Given instruction. Print out every line, exactly as written.

Given information.

------

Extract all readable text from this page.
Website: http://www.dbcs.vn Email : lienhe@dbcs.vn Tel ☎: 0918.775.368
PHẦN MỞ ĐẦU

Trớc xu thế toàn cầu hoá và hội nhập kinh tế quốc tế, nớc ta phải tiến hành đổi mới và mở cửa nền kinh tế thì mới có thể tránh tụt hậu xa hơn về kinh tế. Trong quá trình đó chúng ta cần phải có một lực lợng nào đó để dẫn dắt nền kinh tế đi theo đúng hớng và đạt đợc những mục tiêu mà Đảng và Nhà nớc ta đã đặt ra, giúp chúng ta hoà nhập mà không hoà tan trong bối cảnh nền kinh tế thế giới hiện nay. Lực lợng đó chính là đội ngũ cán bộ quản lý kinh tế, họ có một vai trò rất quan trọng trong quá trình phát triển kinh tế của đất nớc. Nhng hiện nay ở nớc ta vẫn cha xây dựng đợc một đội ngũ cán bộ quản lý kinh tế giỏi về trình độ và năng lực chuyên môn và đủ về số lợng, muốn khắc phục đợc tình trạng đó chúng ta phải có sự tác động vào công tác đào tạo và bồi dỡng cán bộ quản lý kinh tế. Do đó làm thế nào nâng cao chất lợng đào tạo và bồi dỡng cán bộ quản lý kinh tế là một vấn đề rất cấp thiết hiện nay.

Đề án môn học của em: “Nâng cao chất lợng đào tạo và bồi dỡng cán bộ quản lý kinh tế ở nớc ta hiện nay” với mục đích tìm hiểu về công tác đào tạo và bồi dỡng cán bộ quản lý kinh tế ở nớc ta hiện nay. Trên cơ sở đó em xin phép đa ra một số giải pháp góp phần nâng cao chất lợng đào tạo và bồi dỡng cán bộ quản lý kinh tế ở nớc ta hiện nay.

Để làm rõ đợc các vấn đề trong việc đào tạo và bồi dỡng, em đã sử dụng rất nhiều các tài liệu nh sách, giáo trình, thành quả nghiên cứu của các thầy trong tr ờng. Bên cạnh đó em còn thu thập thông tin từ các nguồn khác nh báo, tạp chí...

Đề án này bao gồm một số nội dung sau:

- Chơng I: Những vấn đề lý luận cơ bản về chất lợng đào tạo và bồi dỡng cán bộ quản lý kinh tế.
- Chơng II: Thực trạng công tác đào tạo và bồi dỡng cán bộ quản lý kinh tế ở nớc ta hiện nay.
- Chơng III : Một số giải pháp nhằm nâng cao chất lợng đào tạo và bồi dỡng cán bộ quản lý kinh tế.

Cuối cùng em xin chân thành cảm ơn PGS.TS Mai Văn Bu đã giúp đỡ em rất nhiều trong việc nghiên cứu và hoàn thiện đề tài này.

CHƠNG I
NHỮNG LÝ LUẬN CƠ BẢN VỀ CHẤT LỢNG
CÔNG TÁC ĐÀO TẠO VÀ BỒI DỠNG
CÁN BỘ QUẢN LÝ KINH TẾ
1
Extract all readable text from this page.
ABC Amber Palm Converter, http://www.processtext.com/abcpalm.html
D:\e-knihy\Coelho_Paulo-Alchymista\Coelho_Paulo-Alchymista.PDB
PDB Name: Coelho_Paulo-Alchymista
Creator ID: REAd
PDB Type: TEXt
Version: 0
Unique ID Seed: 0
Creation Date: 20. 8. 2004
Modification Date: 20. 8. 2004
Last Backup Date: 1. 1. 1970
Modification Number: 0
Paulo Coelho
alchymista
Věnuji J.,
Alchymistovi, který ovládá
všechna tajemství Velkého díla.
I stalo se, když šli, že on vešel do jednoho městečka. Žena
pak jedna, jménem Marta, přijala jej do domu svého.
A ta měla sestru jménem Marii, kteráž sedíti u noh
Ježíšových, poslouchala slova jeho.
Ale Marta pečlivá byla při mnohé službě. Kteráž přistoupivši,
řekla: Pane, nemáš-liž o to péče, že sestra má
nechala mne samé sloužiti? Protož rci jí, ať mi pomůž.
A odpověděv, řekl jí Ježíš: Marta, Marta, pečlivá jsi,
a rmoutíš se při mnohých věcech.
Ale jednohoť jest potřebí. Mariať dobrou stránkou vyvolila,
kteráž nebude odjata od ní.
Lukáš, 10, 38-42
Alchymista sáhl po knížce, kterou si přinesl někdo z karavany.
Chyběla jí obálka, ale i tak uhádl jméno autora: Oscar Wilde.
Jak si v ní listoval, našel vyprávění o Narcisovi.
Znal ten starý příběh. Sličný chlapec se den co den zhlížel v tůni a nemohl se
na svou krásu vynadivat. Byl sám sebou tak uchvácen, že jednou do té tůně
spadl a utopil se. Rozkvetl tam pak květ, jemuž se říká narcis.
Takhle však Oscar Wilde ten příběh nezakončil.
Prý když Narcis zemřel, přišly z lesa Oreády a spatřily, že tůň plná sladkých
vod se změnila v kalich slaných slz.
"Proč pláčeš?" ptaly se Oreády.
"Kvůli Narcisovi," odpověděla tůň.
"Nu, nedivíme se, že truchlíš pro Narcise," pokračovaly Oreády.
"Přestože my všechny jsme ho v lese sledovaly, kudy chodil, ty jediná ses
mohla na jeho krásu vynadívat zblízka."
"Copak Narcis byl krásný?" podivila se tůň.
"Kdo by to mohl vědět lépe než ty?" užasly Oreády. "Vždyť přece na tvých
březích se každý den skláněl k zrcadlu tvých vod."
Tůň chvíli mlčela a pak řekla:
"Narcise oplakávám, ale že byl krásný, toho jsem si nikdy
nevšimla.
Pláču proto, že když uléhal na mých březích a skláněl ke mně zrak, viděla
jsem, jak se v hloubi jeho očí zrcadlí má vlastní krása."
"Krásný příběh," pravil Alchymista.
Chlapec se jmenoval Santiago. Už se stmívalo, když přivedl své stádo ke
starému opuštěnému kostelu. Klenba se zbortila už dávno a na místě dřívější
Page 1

------

Answer to the exercise.
Extract all readable text from this page.
Website: http://www.dbcs.vn Email : lienhe@dbcs.vn Tel ☎: 0918.775.368
PHẦN MỞ ĐẦU

Trớc xu thế toàn cầu hoá và hội nhập kinh tế quốc tế, nớc ta phải tiến hành đổi mới và mở cửa nền kinh tế thì mới có thể tránh tụt hậu xa hơn về kinh tế. Trong quá trình đó chúng ta cần phải có một lực lợng nào đó để dẫn dắt nền kinh tế đi theo đúng hớng và đạt đợc những mục tiêu mà Đảng và Nhà nớc ta đã đặt ra, giúp chúng ta hoà nhập mà không hoà tan trong bối cảnh nền kinh tế thế giới hiện nay. Lực lợng đó chính là đội ngũ cán bộ quản lý kinh tế, họ có một vai trò rất quan trọng trong quá trình phát triển kinh tế của đất nớc. Nhng hiện nay ở nớc ta vẫn cha xây dựng đợc một đội ngũ cán bộ quản lý kinh tế giỏi về trình độ và năng lực chuyên môn và đủ về số lợng, muốn khắc phục đợc tình trạng đó chúng ta phải có sự tác động vào công tác đào tạo và bồi dỡng cán bộ quản lý kinh tế. Do đó làm thế nào nâng cao chất lợng đào tạo và bồi dỡng cán bộ quản lý kinh tế là một vấn đề rất cấp thiết hiện nay.

Đề án môn học của em: “Nâng cao chất lợng đào tạo và bồi dỡng cán bộ quản lý kinh tế ở nớc ta hiện nay” với mục đích tìm hiểu về công tác đào tạo và bồi dỡng cán bộ quản lý kinh tế ở nớc ta hiện nay. Trên cơ sở đó em xin phép đa ra một số giải pháp góp phần nâng cao chất lợng đào tạo và bồi dỡng cán bộ quản lý kinh tế ở nớc ta hiện nay.

Để làm rõ đợc các vấn đề trong việc đào tạo và bồi dỡng, em đã sử dụng rất nhiều các tài liệu nh sách, giáo trình, thành quả nghiên cứu của các thầy trong tr ờng. Bên cạnh đó em còn thu thập thông tin từ các nguồn khác nh báo, tạp chí...

Đề án này bao gồm một số nội dung sau:

- Chơng I: Những vấn đề lý luận cơ bản về chất lợng đào tạo và bồi dỡng cán bộ quản lý kinh tế.
- Chơng II: Thực trạng công tác đào tạo và bồi dỡng cán bộ quản lý kinh tế ở nớc ta hiện nay.
- Chơng III : Một số giải pháp nhằm nâng cao chất lợng đào tạo và bồi dỡng cán bộ quản lý kinh tế.

Cuối cùng em xin chân thành cảm ơn PGS.TS Mai Văn Bu đã giúp đỡ em rất nhiều trong việc nghiên cứu và hoàn thiện đề tài này.

CHƠNG I
NHỮNG LÝ LUẬN CƠ BẢN VỀ CHẤT LỢNG
CÔNG TÁC ĐÀO TẠO VÀ BỒI DỠNG
CÁN BỘ QUẢN LÝ KINH TẾ
1
Extract all readable text from this page.
ABC Amber Palm Converter, http://www.processtext.com/abcpalm.html
D:\e-knihy\Coelho_Paulo-Alchymista\Coelho_Paulo-Alchymista.PDB
PDB Name: Coelho_Paulo-Alchymista
Creator ID: REAd
PDB Type: TEXt
Version: 0
Unique ID Seed: 0
Creation Date: 20. 8. 2004
Modification Date: 20. 8. 2004
Last Backup Date: 1. 1. 1970
Modification Number: 0
Paulo Coelho
alchymista
Věnuji J.,
Alchymistovi, který ovládá
všechna tajemství Velkého díla.
I stalo se, když šli, že on vešel do jednoho městečka. Žena
pak jedna, jménem Marta, přijala jej do domu svého.
A ta měla sestru jménem Marii, kteráž sedíti u noh
Ježíšových, poslouchala slova jeho.
Ale Marta pečlivá byla při mnohé službě. Kteráž přistoupivši,
řekla: Pane, nemáš-liž o to péče, že sestra má
nechala mne samé sloužiti? Protož rci jí, ať mi pomůž.
A odpověděv, řekl jí Ježíš: Marta, Marta, pečlivá jsi,
a rmoutíš se při mnohých věcech.
Ale jednohoť jest potřebí. Mariať dobrou stránkou vyvolila,
kteráž nebude odjata od ní.
Lukáš, 10, 38-42
Alchymista sáhl po knížce, kterou si přinesl někdo z karavany.
Chyběla jí obálka, ale i tak uhádl jméno autora: Oscar Wilde.
Jak si v ní listoval, našel vyprávění o Narcisovi.
Znal ten starý příběh. Sličný chlapec se den co den zhlížel v tůni a nemohl se
na svou krásu vynadivat. Byl sám sebou tak uchvácen, že jednou do té tůně
spadl a utopil se. Rozkvetl tam pak květ, jemuž se říká narcis.
Takhle však Oscar Wilde ten příběh nezakončil.
Prý když Narcis zemřel, přišly z lesa Oreády a spatřily, že tůň plná sladkých
vod se změnila v kalich slaných slz.
"Proč pláčeš?" ptaly se Oreády.
"Kvůli Narcisovi," odpověděla tůň.
"Nu, nedivíme se, že truchlíš pro Narcise," pokračovaly Oreády.
"Přestože my všechny jsme ho v lese sledovaly, kudy chodil, ty jediná ses
mohla na jeho krásu vynadívat zblízka."
"Copak Narcis byl krásný?" podivila se tůň.
"Kdo by to mohl vědět lépe než ty?" užasly Oreády. "Vždyť přece na tvých
březích se každý den skláněl k zrcadlu tvých vod."
Tůň chvíli mlčela a pak řekla:
"Narcise oplakávám, ale že byl krásný, toho jsem si nikdy
nevšimla.
Pláču proto, že když uléhal na mých březích a skláněl ke mně zrak, viděla
jsem, jak se v hloubi jeho očí zrcadlí má vlastní krása."
"Krásný příběh," pravil Alchymista.
Chlapec se jmenoval Santiago. Už se stmívalo, když přivedl své stádo ke
starému opuštěnému kostelu. Klenba se zbortila už dávno a na místě dřívější
Page 1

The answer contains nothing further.